>> start Given records
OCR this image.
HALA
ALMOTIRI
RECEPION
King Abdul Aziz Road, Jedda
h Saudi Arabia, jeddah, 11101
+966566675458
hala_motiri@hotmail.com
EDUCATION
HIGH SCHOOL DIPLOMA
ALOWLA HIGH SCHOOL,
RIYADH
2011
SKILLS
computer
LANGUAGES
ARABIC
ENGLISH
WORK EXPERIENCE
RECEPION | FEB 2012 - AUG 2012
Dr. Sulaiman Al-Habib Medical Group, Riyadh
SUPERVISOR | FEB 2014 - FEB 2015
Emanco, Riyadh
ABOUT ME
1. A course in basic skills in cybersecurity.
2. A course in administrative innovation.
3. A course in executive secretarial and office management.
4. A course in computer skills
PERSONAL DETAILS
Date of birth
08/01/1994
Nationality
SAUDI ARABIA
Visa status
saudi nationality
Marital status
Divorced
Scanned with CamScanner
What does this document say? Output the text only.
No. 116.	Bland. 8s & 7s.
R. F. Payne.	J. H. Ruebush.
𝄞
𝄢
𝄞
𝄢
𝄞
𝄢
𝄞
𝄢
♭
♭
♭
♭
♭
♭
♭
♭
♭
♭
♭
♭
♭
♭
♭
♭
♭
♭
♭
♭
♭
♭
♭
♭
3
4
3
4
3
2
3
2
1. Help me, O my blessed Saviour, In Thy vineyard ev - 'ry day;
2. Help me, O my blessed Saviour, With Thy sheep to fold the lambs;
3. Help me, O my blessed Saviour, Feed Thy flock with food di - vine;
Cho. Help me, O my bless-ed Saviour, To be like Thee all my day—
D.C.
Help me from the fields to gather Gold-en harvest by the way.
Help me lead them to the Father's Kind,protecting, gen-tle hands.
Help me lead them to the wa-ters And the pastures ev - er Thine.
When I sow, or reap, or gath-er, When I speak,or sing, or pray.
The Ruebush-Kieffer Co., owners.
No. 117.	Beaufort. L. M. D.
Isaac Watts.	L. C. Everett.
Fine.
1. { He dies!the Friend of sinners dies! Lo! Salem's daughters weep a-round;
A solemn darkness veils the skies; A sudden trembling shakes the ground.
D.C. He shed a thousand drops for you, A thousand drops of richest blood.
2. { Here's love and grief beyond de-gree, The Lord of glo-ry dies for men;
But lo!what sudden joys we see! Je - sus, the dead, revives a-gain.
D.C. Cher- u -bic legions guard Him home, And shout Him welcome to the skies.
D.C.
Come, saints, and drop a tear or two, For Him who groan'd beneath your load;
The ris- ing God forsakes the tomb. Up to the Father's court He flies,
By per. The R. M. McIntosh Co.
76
>> end Given records
What you need to do. Write out every entry exactly as given.

Finished exercise.
OCR this image.
HALA
ALMOTIRI
RECEPION
King Abdul Aziz Road, Jedda
h Saudi Arabia, jeddah, 11101
+966566675458
hala_motiri@hotmail.com
EDUCATION
HIGH SCHOOL DIPLOMA
ALOWLA HIGH SCHOOL,
RIYADH
2011
SKILLS
computer
LANGUAGES
ARABIC
ENGLISH
WORK EXPERIENCE
RECEPION | FEB 2012 - AUG 2012
Dr. Sulaiman Al-Habib Medical Group, Riyadh
SUPERVISOR | FEB 2014 - FEB 2015
Emanco, Riyadh
ABOUT ME
1. A course in basic skills in cybersecurity.
2. A course in administrative innovation.
3. A course in executive secretarial and office management.
4. A course in computer skills
PERSONAL DETAILS
Date of birth
08/01/1994
Nationality
SAUDI ARABIA
Visa status
saudi nationality
Marital status
Divorced
Scanned with CamScanner
What does this document say? Output the text only.
No. 116.	Bland. 8s & 7s.
R. F. Payne.	J. H. Ruebush.
𝄞
𝄢
𝄞
𝄢
𝄞
𝄢
𝄞
𝄢
♭
♭
♭
♭
♭
♭
♭
♭
♭
♭
♭
♭
♭
♭
♭
♭
♭
♭
♭
♭
♭
♭
♭
♭
3
4
3
4
3
2
3
2
1. Help me, O my blessed Saviour, In Thy vineyard ev - 'ry day;
2. Help me, O my blessed Saviour, With Thy sheep to fold the lambs;
3. Help me, O my blessed Saviour, Feed Thy flock with food di - vine;
Cho. Help me, O my bless-ed Saviour, To be like Thee all my day—
D.C.
Help me from the fields to gather Gold-en harvest by the way.
Help me lead them to the Father's Kind,protecting, gen-tle hands.
Help me lead them to the wa-ters And the pastures ev - er Thine.
When I sow, or reap, or gath-er, When I speak,or sing, or pray.
The Ruebush-Kieffer Co., owners.
No. 117.	Beaufort. L. M. D.
Isaac Watts.	L. C. Everett.
Fine.
1. { He dies!the Friend of sinners dies! Lo! Salem's daughters weep a-round;
A solemn darkness veils the skies; A sudden trembling shakes the ground.
D.C. He shed a thousand drops for you, A thousand drops of richest blood.
2. { Here's love and grief beyond de-gree, The Lord of glo-ry dies for men;
But lo!what sudden joys we see! Je - sus, the dead, revives a-gain.
D.C. Cher- u -bic legions guard Him home, And shout Him welcome to the skies.
D.C.
Come, saints, and drop a tear or two, For Him who groan'd beneath your load;
The ris- ing God forsakes the tomb. Up to the Father's court He flies,
By per. The R. M. McIntosh Co.
76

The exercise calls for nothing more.